Problem requirements:
Lines containing the string "that" are to be counted; report the total by itself.

— start of Data rows —

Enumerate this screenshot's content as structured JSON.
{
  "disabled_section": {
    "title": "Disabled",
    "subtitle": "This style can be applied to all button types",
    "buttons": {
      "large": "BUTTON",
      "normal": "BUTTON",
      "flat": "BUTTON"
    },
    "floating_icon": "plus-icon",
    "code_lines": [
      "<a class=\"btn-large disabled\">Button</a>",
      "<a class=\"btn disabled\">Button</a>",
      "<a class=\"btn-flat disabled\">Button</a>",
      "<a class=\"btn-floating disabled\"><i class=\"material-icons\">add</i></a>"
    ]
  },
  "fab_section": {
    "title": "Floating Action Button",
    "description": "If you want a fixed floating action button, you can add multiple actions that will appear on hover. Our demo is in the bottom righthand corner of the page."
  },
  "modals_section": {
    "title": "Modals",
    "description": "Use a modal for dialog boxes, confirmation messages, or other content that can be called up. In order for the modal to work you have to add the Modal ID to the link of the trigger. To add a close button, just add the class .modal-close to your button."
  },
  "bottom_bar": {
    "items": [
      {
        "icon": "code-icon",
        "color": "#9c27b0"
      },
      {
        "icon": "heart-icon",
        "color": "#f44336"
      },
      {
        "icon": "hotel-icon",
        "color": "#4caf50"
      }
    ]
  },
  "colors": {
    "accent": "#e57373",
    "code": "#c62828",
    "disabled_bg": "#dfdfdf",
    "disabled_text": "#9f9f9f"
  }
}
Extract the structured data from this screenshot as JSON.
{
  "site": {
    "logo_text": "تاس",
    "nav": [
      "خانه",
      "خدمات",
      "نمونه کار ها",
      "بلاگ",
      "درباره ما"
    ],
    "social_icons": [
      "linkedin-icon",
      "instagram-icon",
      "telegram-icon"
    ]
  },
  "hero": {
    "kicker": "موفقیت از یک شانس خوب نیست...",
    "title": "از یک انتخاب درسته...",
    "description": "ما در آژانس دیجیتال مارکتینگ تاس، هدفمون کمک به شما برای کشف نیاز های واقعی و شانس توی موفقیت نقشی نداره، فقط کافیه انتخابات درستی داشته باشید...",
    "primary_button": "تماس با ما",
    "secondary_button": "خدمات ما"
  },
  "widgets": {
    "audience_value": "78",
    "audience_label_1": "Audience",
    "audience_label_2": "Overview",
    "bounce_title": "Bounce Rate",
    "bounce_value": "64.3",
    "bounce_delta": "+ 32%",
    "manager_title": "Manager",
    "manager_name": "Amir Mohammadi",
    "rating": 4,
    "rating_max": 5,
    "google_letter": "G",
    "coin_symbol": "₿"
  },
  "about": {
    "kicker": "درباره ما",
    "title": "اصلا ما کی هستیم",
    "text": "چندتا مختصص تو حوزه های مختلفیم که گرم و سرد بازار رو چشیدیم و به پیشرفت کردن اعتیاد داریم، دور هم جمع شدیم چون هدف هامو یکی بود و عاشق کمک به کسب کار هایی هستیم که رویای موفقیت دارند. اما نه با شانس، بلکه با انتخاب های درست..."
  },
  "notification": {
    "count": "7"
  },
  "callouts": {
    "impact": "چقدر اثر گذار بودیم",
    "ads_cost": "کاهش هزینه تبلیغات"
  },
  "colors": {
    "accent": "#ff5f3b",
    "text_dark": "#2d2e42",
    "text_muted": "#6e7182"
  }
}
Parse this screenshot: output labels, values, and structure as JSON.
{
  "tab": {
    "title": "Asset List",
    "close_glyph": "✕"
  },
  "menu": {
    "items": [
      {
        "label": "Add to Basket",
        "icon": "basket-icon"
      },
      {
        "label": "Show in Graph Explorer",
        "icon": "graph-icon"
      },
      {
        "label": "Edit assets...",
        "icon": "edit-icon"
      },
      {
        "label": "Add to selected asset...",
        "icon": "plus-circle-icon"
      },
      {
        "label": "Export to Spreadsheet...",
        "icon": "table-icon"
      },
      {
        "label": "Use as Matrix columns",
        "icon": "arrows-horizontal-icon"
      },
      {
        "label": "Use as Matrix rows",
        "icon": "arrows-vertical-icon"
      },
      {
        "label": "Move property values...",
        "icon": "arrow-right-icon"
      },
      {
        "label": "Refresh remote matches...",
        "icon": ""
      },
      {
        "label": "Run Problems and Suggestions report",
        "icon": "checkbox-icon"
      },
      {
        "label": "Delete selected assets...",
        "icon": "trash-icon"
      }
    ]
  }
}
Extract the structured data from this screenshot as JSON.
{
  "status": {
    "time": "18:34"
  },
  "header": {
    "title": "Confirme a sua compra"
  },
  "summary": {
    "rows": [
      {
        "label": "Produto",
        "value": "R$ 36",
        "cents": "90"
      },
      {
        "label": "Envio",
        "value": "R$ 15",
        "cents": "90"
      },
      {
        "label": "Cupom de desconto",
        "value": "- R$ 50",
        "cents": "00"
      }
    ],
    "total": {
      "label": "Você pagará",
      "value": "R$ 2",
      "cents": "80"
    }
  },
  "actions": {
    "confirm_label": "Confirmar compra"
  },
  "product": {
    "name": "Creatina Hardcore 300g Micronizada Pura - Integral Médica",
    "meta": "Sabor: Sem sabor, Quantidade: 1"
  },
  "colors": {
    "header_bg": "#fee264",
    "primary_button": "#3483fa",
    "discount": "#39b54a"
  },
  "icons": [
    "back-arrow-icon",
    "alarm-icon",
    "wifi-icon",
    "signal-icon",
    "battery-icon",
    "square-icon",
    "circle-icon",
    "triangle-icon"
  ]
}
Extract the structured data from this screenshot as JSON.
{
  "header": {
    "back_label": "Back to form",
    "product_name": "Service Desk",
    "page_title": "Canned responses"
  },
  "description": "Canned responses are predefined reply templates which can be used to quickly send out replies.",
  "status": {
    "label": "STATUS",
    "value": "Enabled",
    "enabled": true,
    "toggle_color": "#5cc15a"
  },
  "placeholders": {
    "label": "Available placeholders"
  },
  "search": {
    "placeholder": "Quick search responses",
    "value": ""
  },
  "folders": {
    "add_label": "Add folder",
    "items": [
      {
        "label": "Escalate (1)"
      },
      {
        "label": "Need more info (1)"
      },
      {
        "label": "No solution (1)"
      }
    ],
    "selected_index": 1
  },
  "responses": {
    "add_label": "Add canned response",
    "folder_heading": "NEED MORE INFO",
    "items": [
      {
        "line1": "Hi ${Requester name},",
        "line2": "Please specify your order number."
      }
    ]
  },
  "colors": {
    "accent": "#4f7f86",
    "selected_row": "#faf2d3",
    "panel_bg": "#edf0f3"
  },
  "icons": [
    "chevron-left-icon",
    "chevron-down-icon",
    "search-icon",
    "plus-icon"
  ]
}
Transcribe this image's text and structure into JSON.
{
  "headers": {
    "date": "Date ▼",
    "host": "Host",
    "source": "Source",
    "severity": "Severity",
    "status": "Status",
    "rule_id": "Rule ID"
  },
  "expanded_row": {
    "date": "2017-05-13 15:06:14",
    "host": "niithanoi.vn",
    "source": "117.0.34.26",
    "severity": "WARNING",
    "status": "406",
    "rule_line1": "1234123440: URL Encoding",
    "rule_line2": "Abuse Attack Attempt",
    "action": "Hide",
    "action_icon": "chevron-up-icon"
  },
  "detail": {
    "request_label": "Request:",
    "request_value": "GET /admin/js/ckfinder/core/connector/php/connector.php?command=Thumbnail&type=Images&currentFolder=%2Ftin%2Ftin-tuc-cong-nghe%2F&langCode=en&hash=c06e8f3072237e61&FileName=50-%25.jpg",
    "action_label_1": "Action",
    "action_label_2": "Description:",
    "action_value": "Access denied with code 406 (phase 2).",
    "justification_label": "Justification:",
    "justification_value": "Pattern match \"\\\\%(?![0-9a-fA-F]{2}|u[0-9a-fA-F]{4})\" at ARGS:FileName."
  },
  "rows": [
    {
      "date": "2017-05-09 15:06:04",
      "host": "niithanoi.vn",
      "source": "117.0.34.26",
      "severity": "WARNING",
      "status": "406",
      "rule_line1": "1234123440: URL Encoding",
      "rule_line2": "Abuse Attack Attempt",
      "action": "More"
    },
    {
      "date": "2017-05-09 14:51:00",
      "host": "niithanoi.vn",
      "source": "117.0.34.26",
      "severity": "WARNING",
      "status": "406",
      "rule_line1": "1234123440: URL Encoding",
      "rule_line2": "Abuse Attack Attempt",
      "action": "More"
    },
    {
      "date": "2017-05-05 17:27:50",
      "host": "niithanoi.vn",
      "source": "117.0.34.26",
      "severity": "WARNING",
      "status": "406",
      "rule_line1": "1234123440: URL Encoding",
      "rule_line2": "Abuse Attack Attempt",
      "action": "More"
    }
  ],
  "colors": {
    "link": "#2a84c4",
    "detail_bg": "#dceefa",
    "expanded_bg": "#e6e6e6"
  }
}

— end of Data rows —

Worked answer:
2